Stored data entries
★ ★ ★

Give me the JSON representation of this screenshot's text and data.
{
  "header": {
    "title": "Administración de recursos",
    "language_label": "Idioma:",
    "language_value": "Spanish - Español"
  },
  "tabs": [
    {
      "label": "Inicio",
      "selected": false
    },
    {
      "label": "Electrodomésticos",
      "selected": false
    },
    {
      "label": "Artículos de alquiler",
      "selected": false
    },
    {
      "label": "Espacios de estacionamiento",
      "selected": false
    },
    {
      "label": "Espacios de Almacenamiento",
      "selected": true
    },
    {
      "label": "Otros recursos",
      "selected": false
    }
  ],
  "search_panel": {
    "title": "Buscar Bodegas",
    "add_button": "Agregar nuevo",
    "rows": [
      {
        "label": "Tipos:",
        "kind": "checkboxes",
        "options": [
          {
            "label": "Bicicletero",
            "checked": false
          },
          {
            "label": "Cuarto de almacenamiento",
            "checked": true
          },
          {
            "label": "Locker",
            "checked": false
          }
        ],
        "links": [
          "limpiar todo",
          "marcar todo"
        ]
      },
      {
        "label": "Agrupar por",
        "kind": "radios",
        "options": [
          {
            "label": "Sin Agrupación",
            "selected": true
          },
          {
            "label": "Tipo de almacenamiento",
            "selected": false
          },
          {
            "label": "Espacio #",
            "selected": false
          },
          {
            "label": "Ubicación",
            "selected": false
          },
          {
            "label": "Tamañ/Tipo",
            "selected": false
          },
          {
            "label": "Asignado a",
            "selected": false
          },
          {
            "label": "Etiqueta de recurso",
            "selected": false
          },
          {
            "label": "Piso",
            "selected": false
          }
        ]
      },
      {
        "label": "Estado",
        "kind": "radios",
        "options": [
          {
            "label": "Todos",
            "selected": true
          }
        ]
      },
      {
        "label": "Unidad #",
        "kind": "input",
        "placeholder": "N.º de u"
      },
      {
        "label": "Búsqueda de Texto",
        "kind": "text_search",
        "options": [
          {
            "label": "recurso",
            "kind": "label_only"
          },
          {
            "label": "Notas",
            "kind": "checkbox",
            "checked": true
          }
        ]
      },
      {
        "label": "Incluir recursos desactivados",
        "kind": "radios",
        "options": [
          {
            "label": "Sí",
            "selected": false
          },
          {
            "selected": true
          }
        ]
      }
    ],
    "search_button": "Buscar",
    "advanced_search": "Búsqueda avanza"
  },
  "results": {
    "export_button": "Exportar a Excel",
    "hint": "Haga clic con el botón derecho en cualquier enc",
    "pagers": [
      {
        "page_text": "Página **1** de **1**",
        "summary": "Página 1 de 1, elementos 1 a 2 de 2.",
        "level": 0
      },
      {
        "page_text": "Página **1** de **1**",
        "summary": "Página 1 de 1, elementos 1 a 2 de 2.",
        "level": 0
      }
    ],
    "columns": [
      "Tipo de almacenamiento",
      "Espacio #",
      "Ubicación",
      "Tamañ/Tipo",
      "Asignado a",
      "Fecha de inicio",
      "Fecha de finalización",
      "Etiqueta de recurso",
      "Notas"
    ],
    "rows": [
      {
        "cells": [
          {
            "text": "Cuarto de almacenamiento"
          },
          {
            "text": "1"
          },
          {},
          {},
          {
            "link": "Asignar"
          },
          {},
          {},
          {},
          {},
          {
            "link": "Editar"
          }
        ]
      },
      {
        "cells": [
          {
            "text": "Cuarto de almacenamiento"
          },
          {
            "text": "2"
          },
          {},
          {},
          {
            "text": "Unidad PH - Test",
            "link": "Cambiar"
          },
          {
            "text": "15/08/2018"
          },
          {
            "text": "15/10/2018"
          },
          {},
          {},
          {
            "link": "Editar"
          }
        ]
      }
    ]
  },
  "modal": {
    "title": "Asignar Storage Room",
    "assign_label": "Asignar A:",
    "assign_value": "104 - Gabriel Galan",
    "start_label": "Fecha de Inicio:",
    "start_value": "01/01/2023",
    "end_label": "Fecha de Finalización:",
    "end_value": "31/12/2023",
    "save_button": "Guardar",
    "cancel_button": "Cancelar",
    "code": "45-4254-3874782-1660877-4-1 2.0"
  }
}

★ ★ ★

Exactly reproduce every line found in the records.

Give me the JSON representation of this screenshot's text and data.
{
  "header": {
    "title": "Administración de recursos",
    "language_label": "Idioma:",
    "language_value": "Spanish - Español"
  },
  "tabs": [
    {
      "label": "Inicio",
      "selected": false
    },
    {
      "label": "Electrodomésticos",
      "selected": false
    },
    {
      "label": "Artículos de alquiler",
      "selected": false
    },
    {
      "label": "Espacios de estacionamiento",
      "selected": false
    },
    {
      "label": "Espacios de Almacenamiento",
      "selected": true
    },
    {
      "label": "Otros recursos",
      "selected": false
    }
  ],
  "search_panel": {
    "title": "Buscar Bodegas",
    "add_button": "Agregar nuevo",
    "rows": [
      {
        "label": "Tipos:",
        "kind": "checkboxes",
        "options": [
          {
            "label": "Bicicletero",
            "checked": false
          },
          {
            "label": "Cuarto de almacenamiento",
            "checked": true
          },
          {
            "label": "Locker",
            "checked": false
          }
        ],
        "links": [
          "limpiar todo",
          "marcar todo"
        ]
      },
      {
        "label": "Agrupar por",
        "kind": "radios",
        "options": [
          {
            "label": "Sin Agrupación",
            "selected": true
          },
          {
            "label": "Tipo de almacenamiento",
            "selected": false
          },
          {
            "label": "Espacio #",
            "selected": false
          },
          {
            "label": "Ubicación",
            "selected": false
          },
          {
            "label": "Tamañ/Tipo",
            "selected": false
          },
          {
            "label": "Asignado a",
            "selected": false
          },
          {
            "label": "Etiqueta de recurso",
            "selected": false
          },
          {
            "label": "Piso",
            "selected": false
          }
        ]
      },
      {
        "label": "Estado",
        "kind": "radios",
        "options": [
          {
            "label": "Todos",
            "selected": true
          }
        ]
      },
      {
        "label": "Unidad #",
        "kind": "input",
        "placeholder": "N.º de u"
      },
      {
        "label": "Búsqueda de Texto",
        "kind": "text_search",
        "options": [
          {
            "label": "recurso",
            "kind": "label_only"
          },
          {
            "label": "Notas",
            "kind": "checkbox",
            "checked": true
          }
        ]
      },
      {
        "label": "Incluir recursos desactivados",
        "kind": "radios",
        "options": [
          {
            "label": "Sí",
            "selected": false
          },
          {
            "selected": true
          }
        ]
      }
    ],
    "search_button": "Buscar",
    "advanced_search": "Búsqueda avanza"
  },
  "results": {
    "export_button": "Exportar a Excel",
    "hint": "Haga clic con el botón derecho en cualquier enc",
    "pagers": [
      {
        "page_text": "Página **1** de **1**",
        "summary": "Página 1 de 1, elementos 1 a 2 de 2.",
        "level": 0
      },
      {
        "page_text": "Página **1** de **1**",
        "summary": "Página 1 de 1, elementos 1 a 2 de 2.",
        "level": 0
      }
    ],
    "columns": [
      "Tipo de almacenamiento",
      "Espacio #",
      "Ubicación",
      "Tamañ/Tipo",
      "Asignado a",
      "Fecha de inicio",
      "Fecha de finalización",
      "Etiqueta de recurso",
      "Notas"
    ],
    "rows": [
      {
        "cells": [
          {
            "text": "Cuarto de almacenamiento"
          },
          {
            "text": "1"
          },
          {},
          {},
          {
            "link": "Asignar"
          },
          {},
          {},
          {},
          {},
          {
            "link": "Editar"
          }
        ]
      },
      {
        "cells": [
          {
            "text": "Cuarto de almacenamiento"
          },
          {
            "text": "2"
          },
          {},
          {},
          {
            "text": "Unidad PH - Test",
            "link": "Cambiar"
          },
          {
            "text": "15/08/2018"
          },
          {
            "text": "15/10/2018"
          },
          {},
          {},
          {
            "link": "Editar"
          }
        ]
      }
    ]
  },
  "modal": {
    "title": "Asignar Storage Room",
    "assign_label": "Asignar A:",
    "assign_value": "104 - Gabriel Galan",
    "start_label": "Fecha de Inicio:",
    "start_value": "01/01/2023",
    "end_label": "Fecha de Finalización:",
    "end_value": "31/12/2023",
    "save_button": "Guardar",
    "cancel_button": "Cancelar",
    "code": "45-4254-3874782-1660877-4-1 2.0"
  }
}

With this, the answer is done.